■ **What you have to do**
Look for the string "source" in the lines and copy each line that has it.

■ **Information supplied**
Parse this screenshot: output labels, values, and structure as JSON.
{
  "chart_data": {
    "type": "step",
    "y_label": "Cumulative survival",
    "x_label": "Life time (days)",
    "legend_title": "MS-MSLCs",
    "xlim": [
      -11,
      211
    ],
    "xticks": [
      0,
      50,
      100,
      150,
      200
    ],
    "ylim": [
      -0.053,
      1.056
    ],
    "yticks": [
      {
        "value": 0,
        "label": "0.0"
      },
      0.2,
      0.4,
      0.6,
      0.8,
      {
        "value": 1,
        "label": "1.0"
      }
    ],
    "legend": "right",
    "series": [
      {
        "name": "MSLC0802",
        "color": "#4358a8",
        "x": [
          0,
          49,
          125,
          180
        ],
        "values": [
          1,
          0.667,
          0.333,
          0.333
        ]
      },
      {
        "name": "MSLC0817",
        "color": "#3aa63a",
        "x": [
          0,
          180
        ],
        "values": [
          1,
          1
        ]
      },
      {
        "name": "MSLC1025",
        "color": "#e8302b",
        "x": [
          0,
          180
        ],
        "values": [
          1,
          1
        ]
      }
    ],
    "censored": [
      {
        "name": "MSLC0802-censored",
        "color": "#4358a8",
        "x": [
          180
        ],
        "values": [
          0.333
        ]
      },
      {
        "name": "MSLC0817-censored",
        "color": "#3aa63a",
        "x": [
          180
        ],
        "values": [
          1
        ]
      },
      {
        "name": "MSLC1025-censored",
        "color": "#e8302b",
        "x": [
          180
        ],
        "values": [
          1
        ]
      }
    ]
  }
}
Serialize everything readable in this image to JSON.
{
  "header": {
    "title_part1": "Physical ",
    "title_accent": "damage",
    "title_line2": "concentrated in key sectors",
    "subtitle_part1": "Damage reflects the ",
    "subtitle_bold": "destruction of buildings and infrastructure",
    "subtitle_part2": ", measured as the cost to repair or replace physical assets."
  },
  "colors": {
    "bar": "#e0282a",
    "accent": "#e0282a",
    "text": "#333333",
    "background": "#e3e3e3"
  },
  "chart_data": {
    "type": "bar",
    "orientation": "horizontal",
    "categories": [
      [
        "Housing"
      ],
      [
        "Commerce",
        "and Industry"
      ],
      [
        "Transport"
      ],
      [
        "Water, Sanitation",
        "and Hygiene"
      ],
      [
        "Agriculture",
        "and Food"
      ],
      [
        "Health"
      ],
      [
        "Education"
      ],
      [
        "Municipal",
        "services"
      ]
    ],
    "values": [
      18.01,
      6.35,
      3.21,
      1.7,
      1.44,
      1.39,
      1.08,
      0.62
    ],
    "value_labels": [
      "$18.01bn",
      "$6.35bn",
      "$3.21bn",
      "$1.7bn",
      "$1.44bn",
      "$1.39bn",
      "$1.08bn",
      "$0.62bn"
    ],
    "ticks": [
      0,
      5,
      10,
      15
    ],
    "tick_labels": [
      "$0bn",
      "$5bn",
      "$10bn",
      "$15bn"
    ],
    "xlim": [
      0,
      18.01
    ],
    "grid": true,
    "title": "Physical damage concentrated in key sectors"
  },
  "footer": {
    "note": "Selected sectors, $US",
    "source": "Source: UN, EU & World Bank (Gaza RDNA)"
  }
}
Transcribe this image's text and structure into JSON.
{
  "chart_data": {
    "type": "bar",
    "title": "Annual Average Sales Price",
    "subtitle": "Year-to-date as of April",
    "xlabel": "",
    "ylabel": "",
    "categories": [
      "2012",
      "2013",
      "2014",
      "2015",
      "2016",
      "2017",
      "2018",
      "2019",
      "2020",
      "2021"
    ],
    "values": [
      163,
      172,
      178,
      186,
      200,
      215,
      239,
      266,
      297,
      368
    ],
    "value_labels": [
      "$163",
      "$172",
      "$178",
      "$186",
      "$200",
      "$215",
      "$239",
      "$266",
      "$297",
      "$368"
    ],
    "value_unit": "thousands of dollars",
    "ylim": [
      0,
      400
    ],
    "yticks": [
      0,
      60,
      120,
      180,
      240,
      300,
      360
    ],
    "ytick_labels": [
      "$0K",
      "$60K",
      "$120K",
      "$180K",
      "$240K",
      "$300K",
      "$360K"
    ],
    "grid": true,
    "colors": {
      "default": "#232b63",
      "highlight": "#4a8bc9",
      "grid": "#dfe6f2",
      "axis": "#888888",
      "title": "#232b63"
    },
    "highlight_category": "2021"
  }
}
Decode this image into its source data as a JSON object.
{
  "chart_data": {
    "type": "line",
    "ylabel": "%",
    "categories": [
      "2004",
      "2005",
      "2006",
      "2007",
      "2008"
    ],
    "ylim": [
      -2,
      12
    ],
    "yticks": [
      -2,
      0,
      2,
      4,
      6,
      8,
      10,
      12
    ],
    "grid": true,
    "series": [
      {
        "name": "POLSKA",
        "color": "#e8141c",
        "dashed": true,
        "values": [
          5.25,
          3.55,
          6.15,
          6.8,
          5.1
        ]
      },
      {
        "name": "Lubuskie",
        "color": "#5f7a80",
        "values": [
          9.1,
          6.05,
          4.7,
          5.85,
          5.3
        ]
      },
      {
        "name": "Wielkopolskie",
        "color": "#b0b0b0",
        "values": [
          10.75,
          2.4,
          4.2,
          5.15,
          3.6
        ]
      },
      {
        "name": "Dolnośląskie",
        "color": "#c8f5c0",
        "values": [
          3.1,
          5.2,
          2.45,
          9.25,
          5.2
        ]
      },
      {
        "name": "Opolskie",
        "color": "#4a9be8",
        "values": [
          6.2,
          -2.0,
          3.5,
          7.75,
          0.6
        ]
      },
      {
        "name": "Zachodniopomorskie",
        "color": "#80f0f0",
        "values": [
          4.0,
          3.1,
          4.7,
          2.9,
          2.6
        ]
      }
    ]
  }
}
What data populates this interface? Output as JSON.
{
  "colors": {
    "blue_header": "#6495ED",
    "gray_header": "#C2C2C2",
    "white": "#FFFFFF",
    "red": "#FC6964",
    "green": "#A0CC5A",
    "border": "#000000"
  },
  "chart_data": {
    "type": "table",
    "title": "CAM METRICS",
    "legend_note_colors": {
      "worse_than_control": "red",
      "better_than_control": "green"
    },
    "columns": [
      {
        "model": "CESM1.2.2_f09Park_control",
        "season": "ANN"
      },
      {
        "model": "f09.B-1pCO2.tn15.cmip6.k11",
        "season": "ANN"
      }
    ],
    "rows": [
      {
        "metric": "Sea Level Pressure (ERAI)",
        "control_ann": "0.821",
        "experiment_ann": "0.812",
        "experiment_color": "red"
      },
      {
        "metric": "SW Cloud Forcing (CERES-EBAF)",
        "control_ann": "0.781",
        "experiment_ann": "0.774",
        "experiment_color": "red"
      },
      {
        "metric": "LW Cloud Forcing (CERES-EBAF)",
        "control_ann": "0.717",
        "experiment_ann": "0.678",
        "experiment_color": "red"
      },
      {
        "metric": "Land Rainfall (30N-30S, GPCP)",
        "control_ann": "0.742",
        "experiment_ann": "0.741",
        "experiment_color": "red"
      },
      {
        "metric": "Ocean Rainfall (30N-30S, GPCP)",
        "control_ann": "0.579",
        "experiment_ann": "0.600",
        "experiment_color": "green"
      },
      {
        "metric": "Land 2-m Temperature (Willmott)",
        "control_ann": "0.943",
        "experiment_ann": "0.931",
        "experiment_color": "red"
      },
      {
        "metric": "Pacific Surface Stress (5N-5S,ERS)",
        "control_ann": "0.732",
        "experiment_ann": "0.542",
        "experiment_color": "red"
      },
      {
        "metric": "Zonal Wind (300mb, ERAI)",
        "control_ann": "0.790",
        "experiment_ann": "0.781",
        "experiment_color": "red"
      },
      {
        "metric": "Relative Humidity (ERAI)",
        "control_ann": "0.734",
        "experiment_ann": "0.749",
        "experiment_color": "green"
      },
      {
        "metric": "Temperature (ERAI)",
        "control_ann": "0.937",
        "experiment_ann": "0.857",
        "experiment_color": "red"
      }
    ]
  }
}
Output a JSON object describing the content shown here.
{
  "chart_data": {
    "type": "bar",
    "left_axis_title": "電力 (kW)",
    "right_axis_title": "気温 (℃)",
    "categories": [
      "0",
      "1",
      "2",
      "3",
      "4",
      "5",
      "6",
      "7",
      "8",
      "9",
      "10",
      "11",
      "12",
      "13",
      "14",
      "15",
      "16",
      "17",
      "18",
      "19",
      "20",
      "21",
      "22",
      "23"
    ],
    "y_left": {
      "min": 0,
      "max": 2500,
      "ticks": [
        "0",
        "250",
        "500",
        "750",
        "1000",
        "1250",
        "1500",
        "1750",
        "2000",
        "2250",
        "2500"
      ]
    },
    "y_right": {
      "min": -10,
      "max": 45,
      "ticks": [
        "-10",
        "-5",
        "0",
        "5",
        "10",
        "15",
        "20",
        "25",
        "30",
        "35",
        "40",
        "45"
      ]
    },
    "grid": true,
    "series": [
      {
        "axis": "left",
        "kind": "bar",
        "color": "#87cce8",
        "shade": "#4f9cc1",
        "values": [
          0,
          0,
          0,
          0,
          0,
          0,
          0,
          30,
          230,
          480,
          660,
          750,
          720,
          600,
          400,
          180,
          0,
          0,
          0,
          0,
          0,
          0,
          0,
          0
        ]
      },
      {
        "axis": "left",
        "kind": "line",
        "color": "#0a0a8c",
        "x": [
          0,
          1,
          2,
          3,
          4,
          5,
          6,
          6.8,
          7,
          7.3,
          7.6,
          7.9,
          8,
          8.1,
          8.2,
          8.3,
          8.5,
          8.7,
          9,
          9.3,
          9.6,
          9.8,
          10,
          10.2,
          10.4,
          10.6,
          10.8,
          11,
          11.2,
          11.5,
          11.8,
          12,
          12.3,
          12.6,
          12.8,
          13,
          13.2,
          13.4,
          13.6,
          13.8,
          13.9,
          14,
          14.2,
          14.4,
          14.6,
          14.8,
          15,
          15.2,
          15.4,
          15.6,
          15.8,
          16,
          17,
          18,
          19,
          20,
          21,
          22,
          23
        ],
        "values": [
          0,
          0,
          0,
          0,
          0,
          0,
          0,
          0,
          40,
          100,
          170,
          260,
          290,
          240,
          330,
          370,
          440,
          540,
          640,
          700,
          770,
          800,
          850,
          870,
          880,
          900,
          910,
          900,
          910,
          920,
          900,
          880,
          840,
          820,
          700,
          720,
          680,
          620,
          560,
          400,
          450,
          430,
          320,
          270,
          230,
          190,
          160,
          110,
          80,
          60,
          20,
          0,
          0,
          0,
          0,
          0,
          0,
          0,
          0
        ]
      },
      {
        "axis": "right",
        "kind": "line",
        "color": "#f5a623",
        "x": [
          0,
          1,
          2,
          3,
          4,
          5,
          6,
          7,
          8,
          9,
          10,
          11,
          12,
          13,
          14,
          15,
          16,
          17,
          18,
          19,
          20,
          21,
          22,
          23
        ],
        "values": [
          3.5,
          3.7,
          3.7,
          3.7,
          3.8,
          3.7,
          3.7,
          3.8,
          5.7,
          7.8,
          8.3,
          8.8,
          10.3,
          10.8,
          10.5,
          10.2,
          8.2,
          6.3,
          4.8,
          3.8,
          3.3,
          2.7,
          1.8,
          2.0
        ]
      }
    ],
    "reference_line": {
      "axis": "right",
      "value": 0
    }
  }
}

■ **Exercise answer**
    "source": "Source: UN, EU & World Bank (Gaza RDNA)"
Decode this image into its source data as a JSON object.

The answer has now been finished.